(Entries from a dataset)

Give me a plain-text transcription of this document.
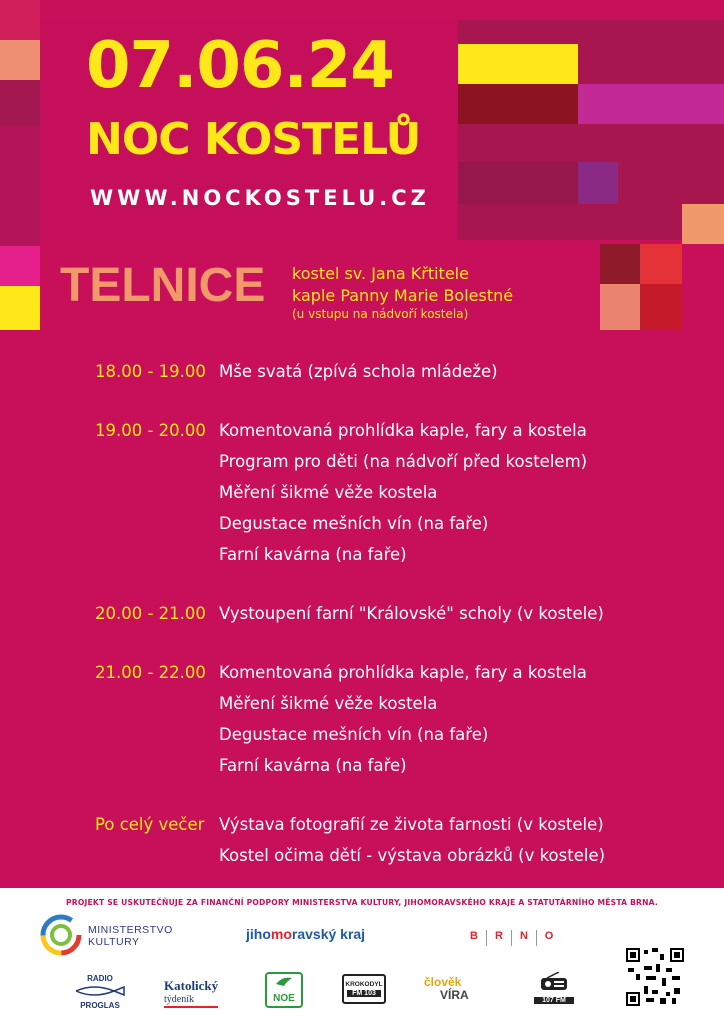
07.06.24
NOC KOSTELŮ
WWW.NOCKOSTELU.CZ
TELNICE kostel sv. Jana Křtitele
kaple Panny Marie Bolestné
(u vstupu na nádvoří kostela)
18.00 - 19.00 Mše svatá (zpívá schola mládeže)
19.00 - 20.00 Komentovaná prohlídka kaple, fary a kostela
Program pro děti (na nádvoří před kostelem)
Měření šikmé věže kostela
Degustace mešních vín (na faře)
Farní kavárna (na faře)
20.00 - 21.00 Vystoupení farní "Královské" scholy (v kostele)
21.00 - 22.00 Komentovaná prohlídka kaple, fary a kostela
Měření šikmé věže kostela
Degustace mešních vín (na faře)
Farní kavárna (na faře)
Po celý večer Výstava fotografií ze života farnosti (v kostele)
Kostel očima dětí - výstava obrázků (v kostele)
PROJEKT SE USKUTEČŇUJE ZA FINANČNÍ PODPORY MINISTERSTVA KULTURY, JIHOMORAVSKÉHO KRAJE A STATUTÁRNÍHO MĚSTA BRNA.
MINISTERSTVO
KULTURY	jihomoravský kraj	B	R	N	O
RADIO
PROGLAS
Katolický
týdeník	NOE
KROKODYL
FM 103
člověk
VÍRA	107 FM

= What you will do =
Tally up the lines in the preceding listing that contain the string "kostela". Respond with the number and nothing else.

= Answer to this task =
5